+++ Listed entries

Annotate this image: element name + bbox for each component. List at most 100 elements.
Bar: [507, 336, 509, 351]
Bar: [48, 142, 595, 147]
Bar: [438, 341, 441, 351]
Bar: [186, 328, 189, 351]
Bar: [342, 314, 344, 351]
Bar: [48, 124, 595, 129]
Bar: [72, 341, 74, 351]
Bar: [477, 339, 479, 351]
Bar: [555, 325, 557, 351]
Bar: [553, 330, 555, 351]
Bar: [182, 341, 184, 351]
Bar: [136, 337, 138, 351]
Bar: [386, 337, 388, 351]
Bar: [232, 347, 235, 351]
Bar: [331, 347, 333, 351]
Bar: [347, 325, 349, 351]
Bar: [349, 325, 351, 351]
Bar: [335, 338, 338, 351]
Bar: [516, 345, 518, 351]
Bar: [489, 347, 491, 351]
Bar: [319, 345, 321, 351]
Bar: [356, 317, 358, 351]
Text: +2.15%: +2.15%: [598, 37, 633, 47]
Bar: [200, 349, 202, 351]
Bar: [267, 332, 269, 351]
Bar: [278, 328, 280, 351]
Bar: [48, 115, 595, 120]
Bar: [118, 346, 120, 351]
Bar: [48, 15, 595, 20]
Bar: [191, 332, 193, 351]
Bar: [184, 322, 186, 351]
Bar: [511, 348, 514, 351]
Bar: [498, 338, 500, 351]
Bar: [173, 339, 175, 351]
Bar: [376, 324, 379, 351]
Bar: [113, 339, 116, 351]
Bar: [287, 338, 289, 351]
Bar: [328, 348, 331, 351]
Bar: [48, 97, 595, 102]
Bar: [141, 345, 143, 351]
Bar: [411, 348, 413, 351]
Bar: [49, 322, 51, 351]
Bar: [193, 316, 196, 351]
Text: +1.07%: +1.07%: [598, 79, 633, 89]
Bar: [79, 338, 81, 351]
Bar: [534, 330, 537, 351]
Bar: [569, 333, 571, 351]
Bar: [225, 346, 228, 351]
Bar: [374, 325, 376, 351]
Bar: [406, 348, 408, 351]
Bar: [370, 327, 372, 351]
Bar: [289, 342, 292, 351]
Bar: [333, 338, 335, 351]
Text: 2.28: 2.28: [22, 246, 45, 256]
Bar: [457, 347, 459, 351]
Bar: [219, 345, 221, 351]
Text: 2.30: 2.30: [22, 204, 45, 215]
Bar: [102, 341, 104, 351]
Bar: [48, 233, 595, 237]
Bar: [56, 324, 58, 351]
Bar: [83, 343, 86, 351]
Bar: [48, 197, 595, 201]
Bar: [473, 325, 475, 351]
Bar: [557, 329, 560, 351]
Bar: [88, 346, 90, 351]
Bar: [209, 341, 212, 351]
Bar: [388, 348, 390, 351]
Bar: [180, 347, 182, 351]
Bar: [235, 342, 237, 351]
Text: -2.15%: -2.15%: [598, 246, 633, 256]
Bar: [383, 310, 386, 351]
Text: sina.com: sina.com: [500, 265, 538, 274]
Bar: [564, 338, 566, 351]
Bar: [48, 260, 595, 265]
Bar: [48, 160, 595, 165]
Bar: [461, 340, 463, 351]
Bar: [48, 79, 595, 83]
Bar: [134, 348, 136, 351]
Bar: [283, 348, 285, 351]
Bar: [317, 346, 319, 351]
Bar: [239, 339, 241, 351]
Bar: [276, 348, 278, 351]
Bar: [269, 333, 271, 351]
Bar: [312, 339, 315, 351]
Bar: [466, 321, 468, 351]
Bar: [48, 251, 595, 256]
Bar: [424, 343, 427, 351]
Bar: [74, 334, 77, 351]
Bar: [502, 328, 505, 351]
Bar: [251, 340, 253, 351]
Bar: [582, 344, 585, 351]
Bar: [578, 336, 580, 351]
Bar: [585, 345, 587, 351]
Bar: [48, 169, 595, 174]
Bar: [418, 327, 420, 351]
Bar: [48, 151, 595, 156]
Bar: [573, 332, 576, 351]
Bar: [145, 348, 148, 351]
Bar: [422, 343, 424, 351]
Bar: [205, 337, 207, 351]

++++++

Rewrite everything from the start of the items down to the line containing "Bar: [356, 317, 358, 351]", both ends included, as a Markdown table with the columns "Row" and "Line", where "Row" numbers each line and "Line" gives the line. Leave out blank lines.

| Row | Line |
|---|---|
| 1 | Annotate this image: element name + bbox for each component. List at most 100 elements. |
| 2 | Bar: [507, 336, 509, 351] |
| 3 | Bar: [48, 142, 595, 147] |
| 4 | Bar: [438, 341, 441, 351] |
| 5 | Bar: [186, 328, 189, 351] |
| 6 | Bar: [342, 314, 344, 351] |
| 7 | Bar: [48, 124, 595, 129] |
| 8 | Bar: [72, 341, 74, 351] |
| 9 | Bar: [477, 339, 479, 351] |
| 10 | Bar: [555, 325, 557, 351] |
| 11 | Bar: [553, 330, 555, 351] |
| 12 | Bar: [182, 341, 184, 351] |
| 13 | Bar: [136, 337, 138, 351] |
| 14 | Bar: [386, 337, 388, 351] |
| 15 | Bar: [232, 347, 235, 351] |
| 16 | Bar: [331, 347, 333, 351] |
| 17 | Bar: [347, 325, 349, 351] |
| 18 | Bar: [349, 325, 351, 351] |
| 19 | Bar: [335, 338, 338, 351] |
| 20 | Bar: [516, 345, 518, 351] |
| 21 | Bar: [489, 347, 491, 351] |
| 22 | Bar: [319, 345, 321, 351] |
| 23 | Bar: [356, 317, 358, 351] |